WHAT YOU WILL DO: Tally every line featuring "icon", then give that tally alone.

"""

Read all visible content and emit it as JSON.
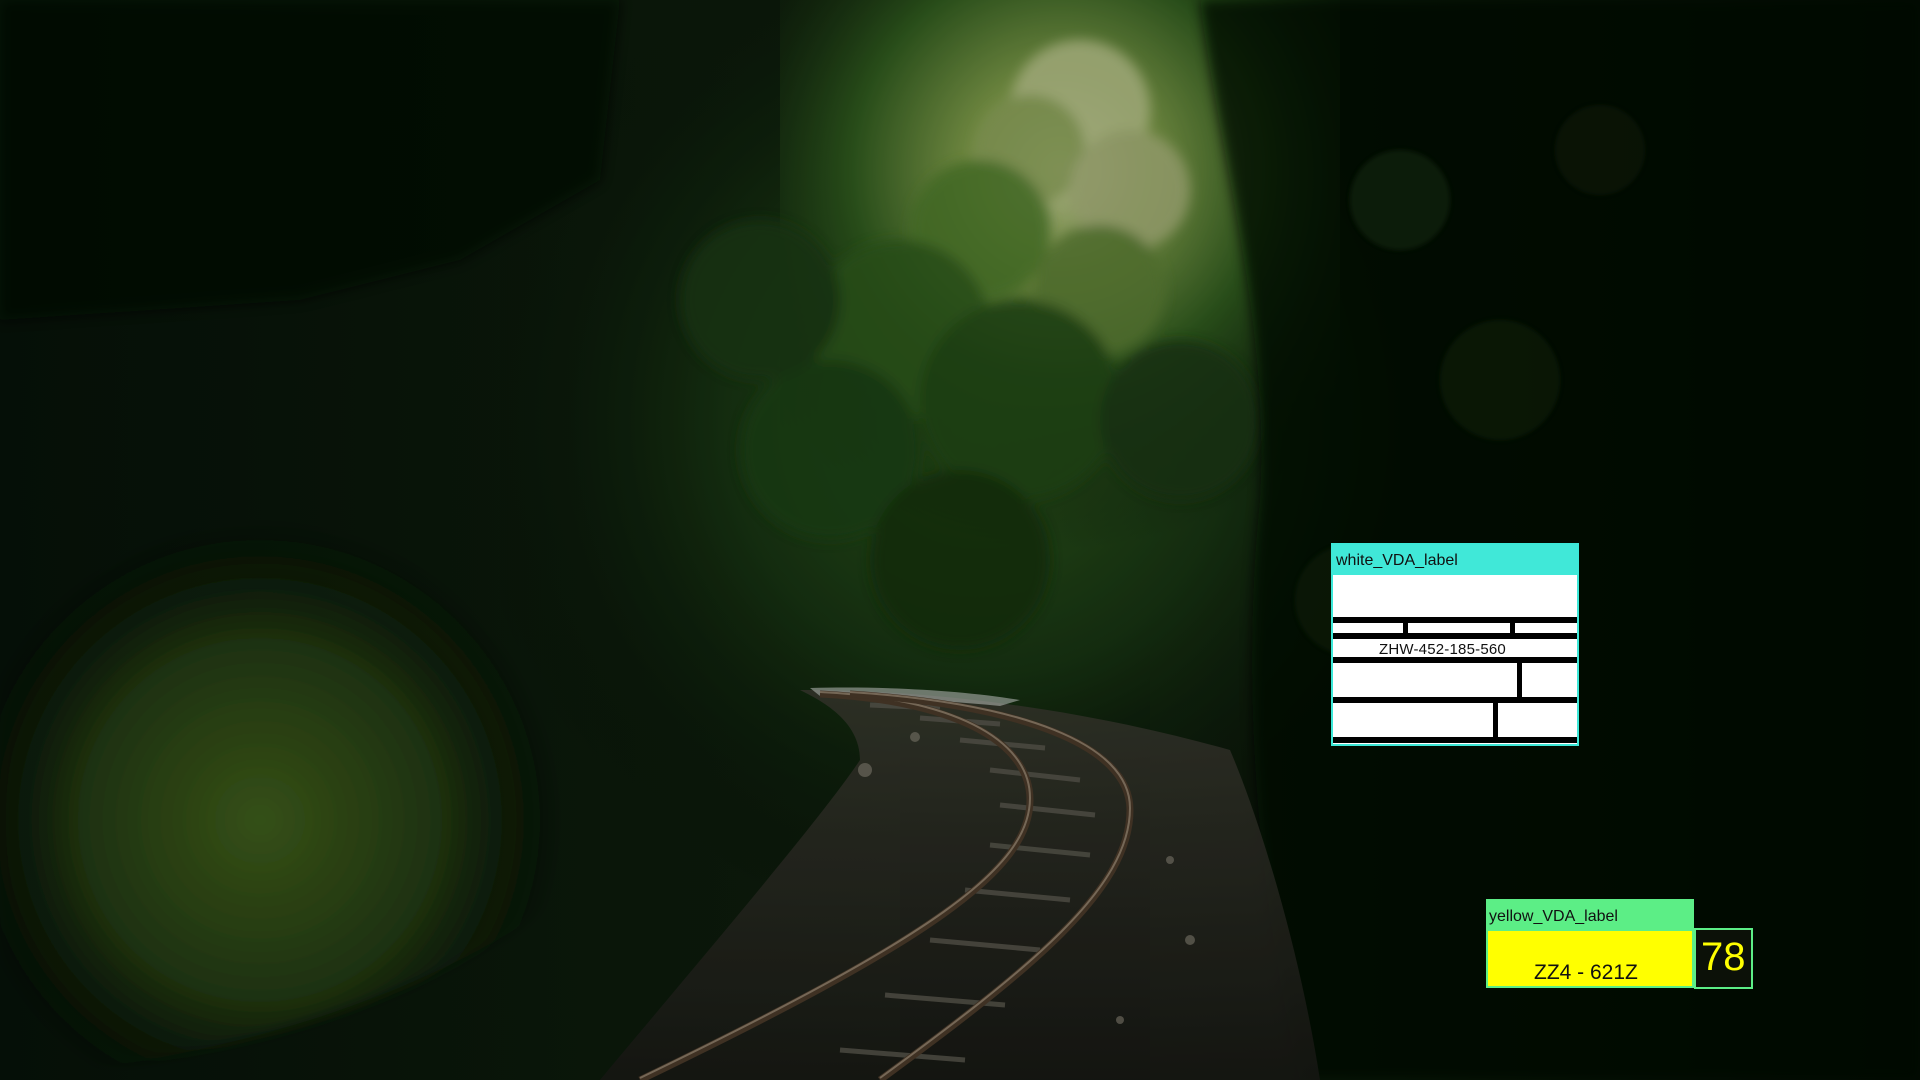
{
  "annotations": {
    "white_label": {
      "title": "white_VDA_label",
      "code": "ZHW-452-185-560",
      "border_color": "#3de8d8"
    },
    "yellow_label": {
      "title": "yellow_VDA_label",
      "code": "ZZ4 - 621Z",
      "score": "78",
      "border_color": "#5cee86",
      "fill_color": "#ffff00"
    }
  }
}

"""
"""

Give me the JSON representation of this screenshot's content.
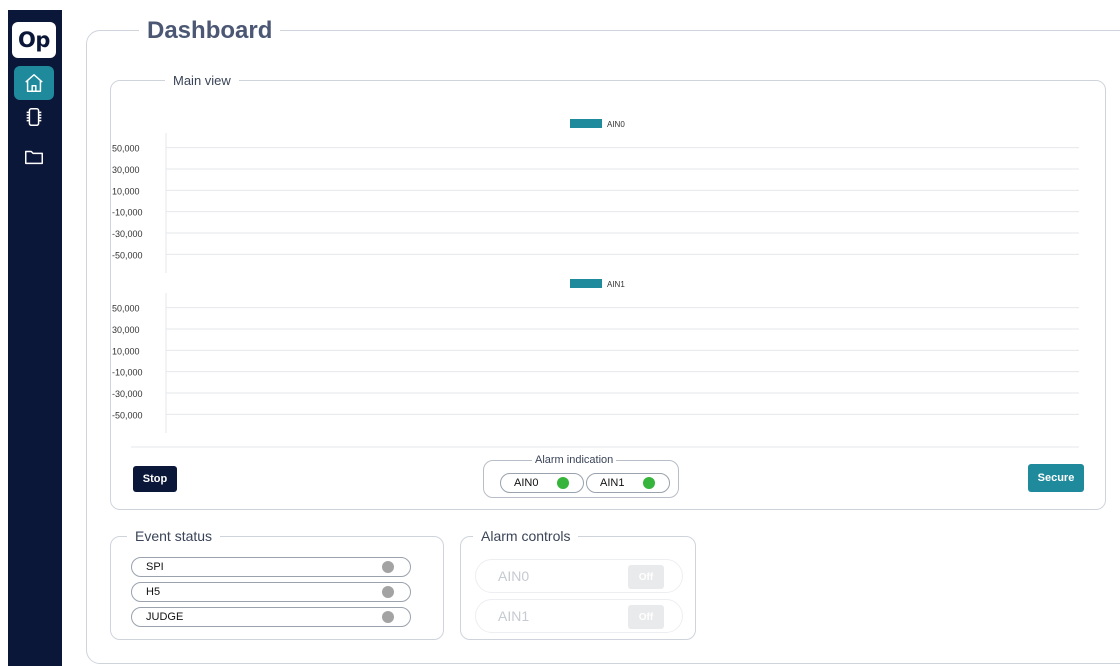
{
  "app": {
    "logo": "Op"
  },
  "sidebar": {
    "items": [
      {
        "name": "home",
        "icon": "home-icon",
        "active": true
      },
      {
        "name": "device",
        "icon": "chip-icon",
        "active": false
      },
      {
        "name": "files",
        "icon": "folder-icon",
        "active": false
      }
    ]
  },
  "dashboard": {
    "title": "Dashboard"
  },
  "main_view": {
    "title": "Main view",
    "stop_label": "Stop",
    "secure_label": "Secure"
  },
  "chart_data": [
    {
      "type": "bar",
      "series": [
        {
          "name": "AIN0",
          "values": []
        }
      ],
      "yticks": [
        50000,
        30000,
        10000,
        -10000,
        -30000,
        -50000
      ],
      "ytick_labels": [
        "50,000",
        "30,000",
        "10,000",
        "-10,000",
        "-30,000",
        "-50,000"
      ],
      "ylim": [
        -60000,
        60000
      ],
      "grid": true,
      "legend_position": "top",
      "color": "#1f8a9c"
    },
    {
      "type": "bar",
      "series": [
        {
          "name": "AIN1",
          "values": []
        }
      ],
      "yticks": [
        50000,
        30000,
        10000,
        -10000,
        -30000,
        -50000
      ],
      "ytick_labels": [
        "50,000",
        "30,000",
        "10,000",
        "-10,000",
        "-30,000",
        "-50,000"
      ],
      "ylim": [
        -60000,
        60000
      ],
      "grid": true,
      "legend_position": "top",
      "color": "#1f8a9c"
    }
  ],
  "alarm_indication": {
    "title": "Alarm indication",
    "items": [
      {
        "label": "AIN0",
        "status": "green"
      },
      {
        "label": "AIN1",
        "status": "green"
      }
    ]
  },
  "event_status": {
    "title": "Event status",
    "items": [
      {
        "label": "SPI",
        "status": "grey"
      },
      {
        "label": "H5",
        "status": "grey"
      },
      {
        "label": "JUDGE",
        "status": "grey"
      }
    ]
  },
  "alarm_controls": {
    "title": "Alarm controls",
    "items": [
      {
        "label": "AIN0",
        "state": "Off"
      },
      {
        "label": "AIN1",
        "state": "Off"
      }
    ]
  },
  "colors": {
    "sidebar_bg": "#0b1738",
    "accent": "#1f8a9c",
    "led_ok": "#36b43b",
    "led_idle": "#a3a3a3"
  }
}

"""
"""

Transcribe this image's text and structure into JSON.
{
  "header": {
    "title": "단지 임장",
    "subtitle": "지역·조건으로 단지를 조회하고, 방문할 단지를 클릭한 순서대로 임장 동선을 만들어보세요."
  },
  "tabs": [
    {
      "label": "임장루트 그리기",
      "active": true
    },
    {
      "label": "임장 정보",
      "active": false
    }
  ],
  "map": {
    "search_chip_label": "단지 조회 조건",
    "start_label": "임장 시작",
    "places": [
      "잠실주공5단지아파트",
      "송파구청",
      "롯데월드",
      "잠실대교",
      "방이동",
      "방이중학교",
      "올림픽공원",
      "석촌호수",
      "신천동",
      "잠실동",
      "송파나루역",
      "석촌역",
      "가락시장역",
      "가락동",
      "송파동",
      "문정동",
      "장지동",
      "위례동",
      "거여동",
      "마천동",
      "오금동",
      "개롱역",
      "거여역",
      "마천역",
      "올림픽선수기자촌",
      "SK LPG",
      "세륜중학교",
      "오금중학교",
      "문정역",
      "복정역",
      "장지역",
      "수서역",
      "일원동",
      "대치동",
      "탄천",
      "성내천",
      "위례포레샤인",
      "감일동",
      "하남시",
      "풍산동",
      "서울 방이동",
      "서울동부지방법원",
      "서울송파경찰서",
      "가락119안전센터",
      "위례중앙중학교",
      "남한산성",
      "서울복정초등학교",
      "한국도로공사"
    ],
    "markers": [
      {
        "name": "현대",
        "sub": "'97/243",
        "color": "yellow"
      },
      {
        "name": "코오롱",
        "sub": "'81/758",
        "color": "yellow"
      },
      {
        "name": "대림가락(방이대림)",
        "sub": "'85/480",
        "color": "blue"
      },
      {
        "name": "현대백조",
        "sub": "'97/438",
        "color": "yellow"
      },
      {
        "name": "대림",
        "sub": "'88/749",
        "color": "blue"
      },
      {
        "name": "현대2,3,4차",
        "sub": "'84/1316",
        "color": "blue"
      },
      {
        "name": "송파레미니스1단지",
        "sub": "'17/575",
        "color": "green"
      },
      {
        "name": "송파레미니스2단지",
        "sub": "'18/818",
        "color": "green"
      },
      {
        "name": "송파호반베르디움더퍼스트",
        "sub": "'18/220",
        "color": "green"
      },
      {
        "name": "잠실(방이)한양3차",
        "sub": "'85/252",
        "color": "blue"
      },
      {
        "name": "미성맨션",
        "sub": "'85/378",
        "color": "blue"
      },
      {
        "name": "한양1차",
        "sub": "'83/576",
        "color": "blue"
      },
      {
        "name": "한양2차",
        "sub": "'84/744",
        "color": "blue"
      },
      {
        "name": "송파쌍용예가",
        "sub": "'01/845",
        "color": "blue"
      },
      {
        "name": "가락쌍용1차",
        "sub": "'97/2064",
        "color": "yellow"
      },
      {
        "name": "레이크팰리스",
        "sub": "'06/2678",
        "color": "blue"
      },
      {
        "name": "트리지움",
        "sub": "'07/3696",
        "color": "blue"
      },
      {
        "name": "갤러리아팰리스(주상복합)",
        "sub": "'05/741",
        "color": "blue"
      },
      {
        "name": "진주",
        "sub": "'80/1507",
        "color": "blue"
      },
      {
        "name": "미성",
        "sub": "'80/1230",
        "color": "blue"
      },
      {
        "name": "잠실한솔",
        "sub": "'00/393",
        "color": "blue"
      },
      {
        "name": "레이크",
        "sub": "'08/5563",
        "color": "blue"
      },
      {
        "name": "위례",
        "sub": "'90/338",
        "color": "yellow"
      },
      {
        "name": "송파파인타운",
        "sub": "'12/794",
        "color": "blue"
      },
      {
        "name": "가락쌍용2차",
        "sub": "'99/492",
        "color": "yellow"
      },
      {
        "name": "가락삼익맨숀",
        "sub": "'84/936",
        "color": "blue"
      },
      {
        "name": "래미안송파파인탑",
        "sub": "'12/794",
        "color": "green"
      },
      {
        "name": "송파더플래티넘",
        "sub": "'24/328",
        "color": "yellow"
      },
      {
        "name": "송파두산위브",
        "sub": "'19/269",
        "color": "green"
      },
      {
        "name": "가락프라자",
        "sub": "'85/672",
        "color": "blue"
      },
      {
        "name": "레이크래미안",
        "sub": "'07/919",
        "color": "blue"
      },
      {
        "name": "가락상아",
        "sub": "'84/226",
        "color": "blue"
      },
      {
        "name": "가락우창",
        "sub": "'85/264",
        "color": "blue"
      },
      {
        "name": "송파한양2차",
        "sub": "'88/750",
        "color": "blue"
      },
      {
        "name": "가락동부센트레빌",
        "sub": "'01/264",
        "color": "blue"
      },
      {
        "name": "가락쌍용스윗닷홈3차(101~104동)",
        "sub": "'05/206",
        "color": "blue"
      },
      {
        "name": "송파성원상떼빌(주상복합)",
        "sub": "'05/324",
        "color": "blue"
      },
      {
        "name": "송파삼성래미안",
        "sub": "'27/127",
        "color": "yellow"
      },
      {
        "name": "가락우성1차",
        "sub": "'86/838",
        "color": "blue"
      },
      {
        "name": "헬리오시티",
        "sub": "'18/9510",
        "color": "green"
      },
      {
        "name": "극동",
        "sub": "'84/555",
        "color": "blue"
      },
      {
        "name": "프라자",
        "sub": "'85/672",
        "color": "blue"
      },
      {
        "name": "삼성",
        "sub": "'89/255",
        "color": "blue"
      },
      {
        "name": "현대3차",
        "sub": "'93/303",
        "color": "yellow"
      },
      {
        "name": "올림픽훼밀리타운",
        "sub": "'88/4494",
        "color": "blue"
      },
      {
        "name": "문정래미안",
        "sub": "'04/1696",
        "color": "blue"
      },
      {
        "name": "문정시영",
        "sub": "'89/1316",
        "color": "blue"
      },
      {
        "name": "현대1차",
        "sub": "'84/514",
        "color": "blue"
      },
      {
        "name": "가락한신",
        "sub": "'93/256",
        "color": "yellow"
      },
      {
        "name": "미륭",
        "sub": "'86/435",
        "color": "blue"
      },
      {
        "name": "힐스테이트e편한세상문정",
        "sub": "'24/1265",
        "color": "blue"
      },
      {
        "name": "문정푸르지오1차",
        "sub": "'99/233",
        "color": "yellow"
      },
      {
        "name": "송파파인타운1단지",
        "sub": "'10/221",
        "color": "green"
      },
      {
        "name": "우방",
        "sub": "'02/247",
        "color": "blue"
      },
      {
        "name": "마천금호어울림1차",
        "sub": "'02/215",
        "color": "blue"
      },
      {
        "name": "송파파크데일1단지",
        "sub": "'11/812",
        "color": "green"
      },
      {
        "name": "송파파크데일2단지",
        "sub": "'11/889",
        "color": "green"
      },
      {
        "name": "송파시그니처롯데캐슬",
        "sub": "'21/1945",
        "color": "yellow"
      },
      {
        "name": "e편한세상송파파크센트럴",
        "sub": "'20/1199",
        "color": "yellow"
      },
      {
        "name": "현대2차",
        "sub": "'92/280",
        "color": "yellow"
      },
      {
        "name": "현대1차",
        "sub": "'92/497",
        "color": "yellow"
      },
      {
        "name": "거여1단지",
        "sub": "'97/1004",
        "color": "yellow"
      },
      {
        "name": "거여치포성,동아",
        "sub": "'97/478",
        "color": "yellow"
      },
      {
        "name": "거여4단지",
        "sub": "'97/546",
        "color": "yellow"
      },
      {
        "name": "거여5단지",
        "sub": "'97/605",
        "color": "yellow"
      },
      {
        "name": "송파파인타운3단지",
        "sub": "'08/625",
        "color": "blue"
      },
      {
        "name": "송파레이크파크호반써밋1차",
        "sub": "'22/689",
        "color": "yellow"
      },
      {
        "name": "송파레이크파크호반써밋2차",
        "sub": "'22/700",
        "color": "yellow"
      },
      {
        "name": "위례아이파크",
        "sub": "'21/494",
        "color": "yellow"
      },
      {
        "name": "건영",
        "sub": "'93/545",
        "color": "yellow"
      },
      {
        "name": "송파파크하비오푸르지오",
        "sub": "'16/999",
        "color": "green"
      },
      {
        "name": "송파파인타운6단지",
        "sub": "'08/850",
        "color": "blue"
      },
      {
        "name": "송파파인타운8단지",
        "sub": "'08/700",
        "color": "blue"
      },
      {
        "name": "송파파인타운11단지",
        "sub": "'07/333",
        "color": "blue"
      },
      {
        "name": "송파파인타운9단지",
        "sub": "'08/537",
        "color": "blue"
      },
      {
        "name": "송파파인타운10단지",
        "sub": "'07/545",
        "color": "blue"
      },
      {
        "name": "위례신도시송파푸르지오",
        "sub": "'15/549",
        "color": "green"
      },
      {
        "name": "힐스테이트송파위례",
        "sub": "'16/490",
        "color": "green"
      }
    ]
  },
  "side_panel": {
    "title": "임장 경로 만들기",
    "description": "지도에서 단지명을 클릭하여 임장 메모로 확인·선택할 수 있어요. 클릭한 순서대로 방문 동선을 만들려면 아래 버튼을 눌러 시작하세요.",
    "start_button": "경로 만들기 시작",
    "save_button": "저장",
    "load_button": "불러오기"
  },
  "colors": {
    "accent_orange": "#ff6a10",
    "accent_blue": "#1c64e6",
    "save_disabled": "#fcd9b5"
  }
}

"""

FINISHED EXERCISE: 3